- Work instructions: Using the data below, tally the lines that include the string "시기했던". Only the number is wanted.

** START Dataset rows **

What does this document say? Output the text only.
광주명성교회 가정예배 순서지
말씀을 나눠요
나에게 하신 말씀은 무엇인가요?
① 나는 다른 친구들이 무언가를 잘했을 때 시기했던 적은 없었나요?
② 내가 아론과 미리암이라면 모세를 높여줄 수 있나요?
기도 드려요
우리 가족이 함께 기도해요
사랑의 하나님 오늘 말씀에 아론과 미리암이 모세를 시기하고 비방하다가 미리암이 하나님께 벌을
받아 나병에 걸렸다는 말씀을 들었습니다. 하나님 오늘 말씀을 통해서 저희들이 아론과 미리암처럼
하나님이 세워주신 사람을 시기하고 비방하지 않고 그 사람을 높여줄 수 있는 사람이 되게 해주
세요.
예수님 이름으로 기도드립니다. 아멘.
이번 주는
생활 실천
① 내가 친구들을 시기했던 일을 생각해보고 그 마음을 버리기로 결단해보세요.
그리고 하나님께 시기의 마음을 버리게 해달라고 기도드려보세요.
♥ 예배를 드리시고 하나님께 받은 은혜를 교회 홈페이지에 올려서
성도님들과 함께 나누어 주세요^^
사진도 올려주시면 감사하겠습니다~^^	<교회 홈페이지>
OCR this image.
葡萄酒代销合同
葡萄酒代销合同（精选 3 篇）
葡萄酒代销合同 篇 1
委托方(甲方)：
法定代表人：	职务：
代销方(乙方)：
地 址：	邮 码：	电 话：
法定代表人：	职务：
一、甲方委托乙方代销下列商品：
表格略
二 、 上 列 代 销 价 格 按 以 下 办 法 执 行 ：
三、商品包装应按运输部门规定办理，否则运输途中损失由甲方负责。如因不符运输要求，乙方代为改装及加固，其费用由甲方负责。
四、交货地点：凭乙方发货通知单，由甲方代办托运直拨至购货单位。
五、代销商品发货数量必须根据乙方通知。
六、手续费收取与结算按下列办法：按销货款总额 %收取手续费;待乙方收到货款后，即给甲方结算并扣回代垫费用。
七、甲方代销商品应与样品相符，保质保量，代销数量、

** END Dataset rows **

- Solution to the exercise: 2